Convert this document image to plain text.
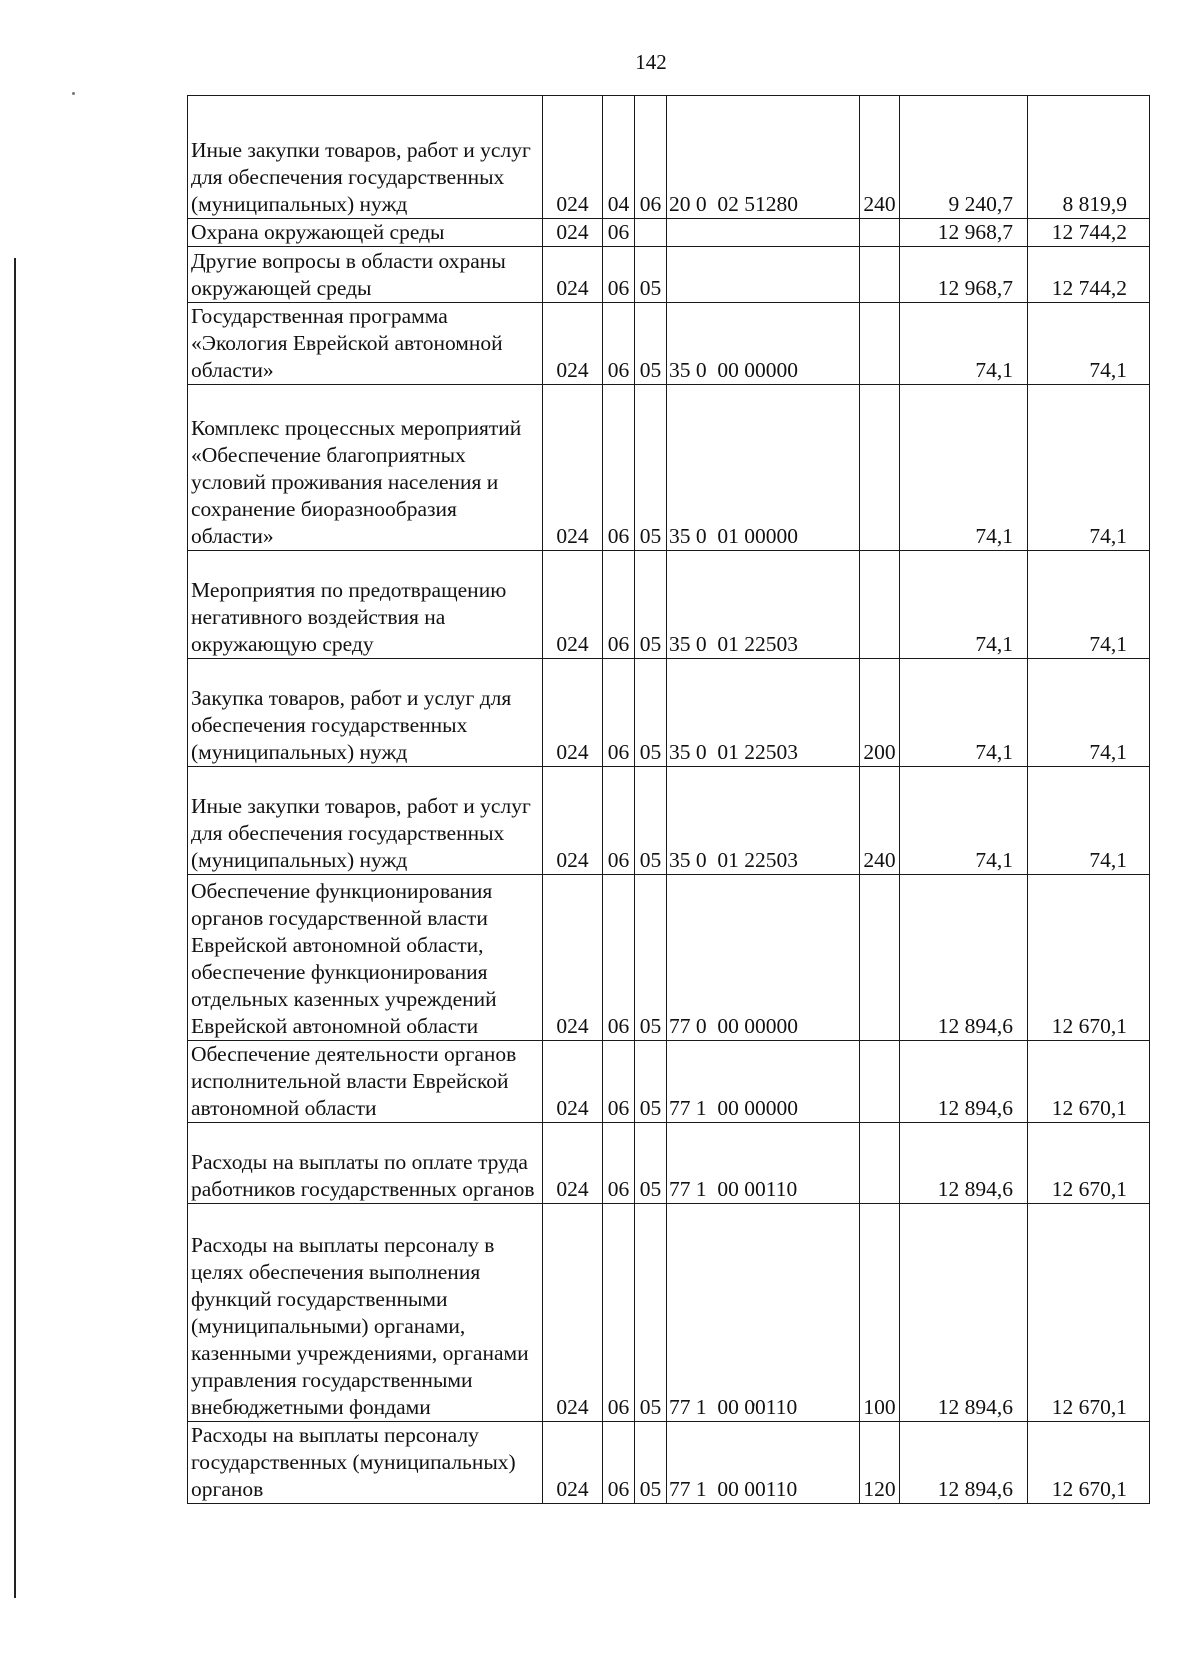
142
Иные закупки товаров, работ и услуг для обеспечения государственных (муниципальных) нужд	024	04	06	20 0  02 51280	240	9 240,7	8 819,9
Охрана окружающей среды	024	06				12 968,7	12 744,2
Другие вопросы в области охраны окружающей среды	024	06	05			12 968,7	12 744,2
Государственная программа «Экология Еврейской автономной области»	024	06	05	35 0  00 00000		74,1	74,1
Комплекс процессных мероприятий «Обеспечение благоприятных условий проживания населения и сохранение биоразнообразия области»	024	06	05	35 0  01 00000		74,1	74,1
Мероприятия по предотвращению негативного воздействия на окружающую среду	024	06	05	35 0  01 22503		74,1	74,1
Закупка товаров, работ и услуг для обеспечения государственных (муниципальных) нужд	024	06	05	35 0  01 22503	200	74,1	74,1
Иные закупки товаров, работ и услуг для обеспечения государственных (муниципальных) нужд	024	06	05	35 0  01 22503	240	74,1	74,1
Обеспечение функционирования органов государственной власти Еврейской автономной области, обеспечение функционирования отдельных казенных учреждений Еврейской автономной области	024	06	05	77 0  00 00000		12 894,6	12 670,1
Обеспечение деятельности органов исполнительной власти Еврейской автономной области	024	06	05	77 1  00 00000		12 894,6	12 670,1
Расходы на выплаты по оплате труда работников государственных органов	024	06	05	77 1  00 00110		12 894,6	12 670,1
Расходы на выплаты персоналу в целях обеспечения выполнения функций государственными (муниципальными) органами, казенными учреждениями, органами управления государственными внебюджетными фондами	024	06	05	77 1  00 00110	100	12 894,6	12 670,1
Расходы на выплаты персоналу государственных (муниципальных) органов	024	06	05	77 1  00 00110	120	12 894,6	12 670,1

### TASK DIRECTIONS
Omit the pictures. Output every record above word for word.

### CORRECT ANSWER
Convert this document image to plain text.
142
Иные закупки товаров, работ и услуг для обеспечения государственных (муниципальных) нужд	024	04	06	20 0  02 51280	240	9 240,7	8 819,9
Охрана окружающей среды	024	06				12 968,7	12 744,2
Другие вопросы в области охраны окружающей среды	024	06	05			12 968,7	12 744,2
Государственная программа «Экология Еврейской автономной области»	024	06	05	35 0  00 00000		74,1	74,1
Комплекс процессных мероприятий «Обеспечение благоприятных условий проживания населения и сохранение биоразнообразия области»	024	06	05	35 0  01 00000		74,1	74,1
Мероприятия по предотвращению негативного воздействия на окружающую среду	024	06	05	35 0  01 22503		74,1	74,1
Закупка товаров, работ и услуг для обеспечения государственных (муниципальных) нужд	024	06	05	35 0  01 22503	200	74,1	74,1
Иные закупки товаров, работ и услуг для обеспечения государственных (муниципальных) нужд	024	06	05	35 0  01 22503	240	74,1	74,1
Обеспечение функционирования органов государственной власти Еврейской автономной области, обеспечение функционирования отдельных казенных учреждений Еврейской автономной области	024	06	05	77 0  00 00000		12 894,6	12 670,1
Обеспечение деятельности органов исполнительной власти Еврейской автономной области	024	06	05	77 1  00 00000		12 894,6	12 670,1
Расходы на выплаты по оплате труда работников государственных органов	024	06	05	77 1  00 00110		12 894,6	12 670,1
Расходы на выплаты персоналу в целях обеспечения выполнения функций государственными (муниципальными) органами, казенными учреждениями, органами управления государственными внебюджетными фондами	024	06	05	77 1  00 00110	100	12 894,6	12 670,1
Расходы на выплаты персоналу государственных (муниципальных) органов	024	06	05	77 1  00 00110	120	12 894,6	12 670,1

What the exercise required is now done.